+++ Supplied material

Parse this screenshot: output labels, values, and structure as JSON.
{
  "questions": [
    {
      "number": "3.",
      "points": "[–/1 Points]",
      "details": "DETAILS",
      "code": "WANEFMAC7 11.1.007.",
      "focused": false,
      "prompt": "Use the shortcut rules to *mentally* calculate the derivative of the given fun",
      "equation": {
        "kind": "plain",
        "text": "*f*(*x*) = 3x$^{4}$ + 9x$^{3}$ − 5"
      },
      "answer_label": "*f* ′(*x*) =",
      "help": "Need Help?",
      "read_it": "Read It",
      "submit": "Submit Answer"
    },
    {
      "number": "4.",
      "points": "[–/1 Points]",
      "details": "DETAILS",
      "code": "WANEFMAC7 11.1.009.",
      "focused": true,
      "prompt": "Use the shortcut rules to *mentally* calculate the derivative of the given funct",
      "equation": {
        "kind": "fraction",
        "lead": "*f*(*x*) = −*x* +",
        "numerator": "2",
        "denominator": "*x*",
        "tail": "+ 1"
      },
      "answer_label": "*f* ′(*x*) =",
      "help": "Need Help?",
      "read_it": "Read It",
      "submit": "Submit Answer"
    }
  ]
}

++++++

Aim of the exercise: Write out the material from the first line to the last, exactly.

Expected answer:
Parse this screenshot: output labels, values, and structure as JSON.
{
  "questions": [
    {
      "number": "3.",
      "points": "[–/1 Points]",
      "details": "DETAILS",
      "code": "WANEFMAC7 11.1.007.",
      "focused": false,
      "prompt": "Use the shortcut rules to *mentally* calculate the derivative of the given fun",
      "equation": {
        "kind": "plain",
        "text": "*f*(*x*) = 3x$^{4}$ + 9x$^{3}$ − 5"
      },
      "answer_label": "*f* ′(*x*) =",
      "help": "Need Help?",
      "read_it": "Read It",
      "submit": "Submit Answer"
    },
    {
      "number": "4.",
      "points": "[–/1 Points]",
      "details": "DETAILS",
      "code": "WANEFMAC7 11.1.009.",
      "focused": true,
      "prompt": "Use the shortcut rules to *mentally* calculate the derivative of the given funct",
      "equation": {
        "kind": "fraction",
        "lead": "*f*(*x*) = −*x* +",
        "numerator": "2",
        "denominator": "*x*",
        "tail": "+ 1"
      },
      "answer_label": "*f* ′(*x*) =",
      "help": "Need Help?",
      "read_it": "Read It",
      "submit": "Submit Answer"
    }
  ]
}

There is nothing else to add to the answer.